### [Given problem]
Output the material below unchanged, apart from leaving out the pictures.

### [Extracted entries]
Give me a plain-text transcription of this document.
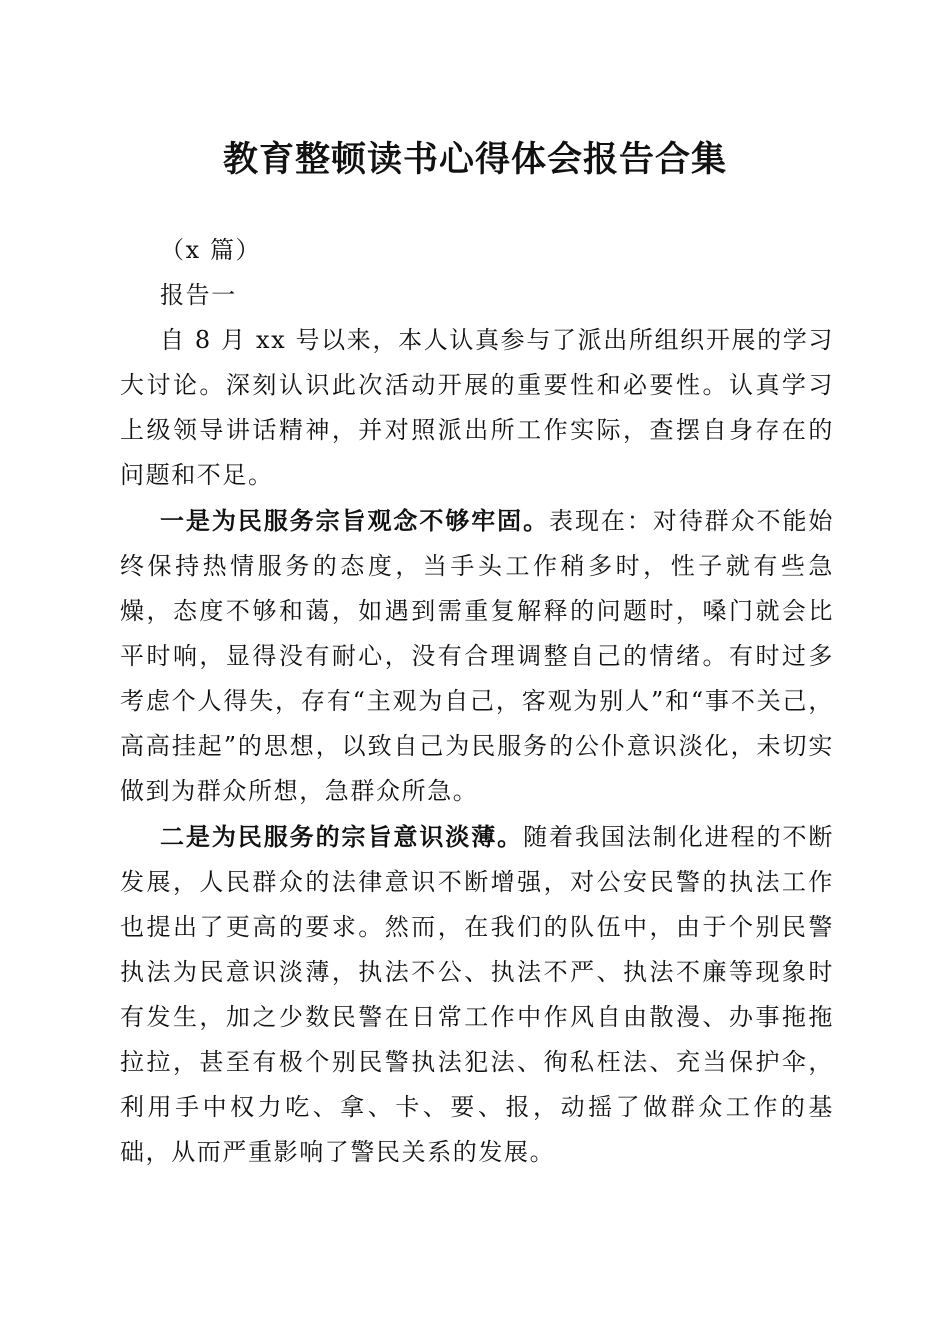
教育整顿读书心得体会报告合集

（x 篇）

报告一

自 8 月 xx 号以来，本人认真参与了派出所组织开展的学习大讨论。深刻认识此次活动开展的重要性和必要性。认真学习上级领导讲话精神，并对照派出所工作实际，查摆自身存在的问题和不足。

一是为民服务宗旨观念不够牢固。表现在：对待群众不能始终保持热情服务的态度，当手头工作稍多时，性子就有些急燥，态度不够和蔼，如遇到需重复解释的问题时，嗓门就会比平时响，显得没有耐心，没有合理调整自己的情绪。有时过多考虑个人得失，存有“主观为自己，客观为别人”和“事不关己，高高挂起”的思想，以致自己为民服务的公仆意识淡化，未切实做到为群众所想，急群众所急。

二是为民服务的宗旨意识淡薄。随着我国法制化进程的不断发展，人民群众的法律意识不断增强，对公安民警的执法工作也提出了更高的要求。然而，在我们的队伍中，由于个别民警执法为民意识淡薄，执法不公、执法不严、执法不廉等现象时有发生，加之少数民警在日常工作中作风自由散漫、办事拖拖拉拉，甚至有极个别民警执法犯法、徇私枉法、充当保护伞，利用手中权力吃、拿、卡、要、报，动摇了做群众工作的基础，从而严重影响了警民关系的发展。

### [Output for this task]
Give me a plain-text transcription of this document.
教育整顿读书心得体会报告合集

（x 篇）

报告一

自 8 月 xx 号以来，本人认真参与了派出所组织开展的学习大讨论。深刻认识此次活动开展的重要性和必要性。认真学习上级领导讲话精神，并对照派出所工作实际，查摆自身存在的问题和不足。

一是为民服务宗旨观念不够牢固。表现在：对待群众不能始终保持热情服务的态度，当手头工作稍多时，性子就有些急燥，态度不够和蔼，如遇到需重复解释的问题时，嗓门就会比平时响，显得没有耐心，没有合理调整自己的情绪。有时过多考虑个人得失，存有“主观为自己，客观为别人”和“事不关己，高高挂起”的思想，以致自己为民服务的公仆意识淡化，未切实做到为群众所想，急群众所急。

二是为民服务的宗旨意识淡薄。随着我国法制化进程的不断发展，人民群众的法律意识不断增强，对公安民警的执法工作也提出了更高的要求。然而，在我们的队伍中，由于个别民警执法为民意识淡薄，执法不公、执法不严、执法不廉等现象时有发生，加之少数民警在日常工作中作风自由散漫、办事拖拖拉拉，甚至有极个别民警执法犯法、徇私枉法、充当保护伞，利用手中权力吃、拿、卡、要、报，动摇了做群众工作的基础，从而严重影响了警民关系的发展。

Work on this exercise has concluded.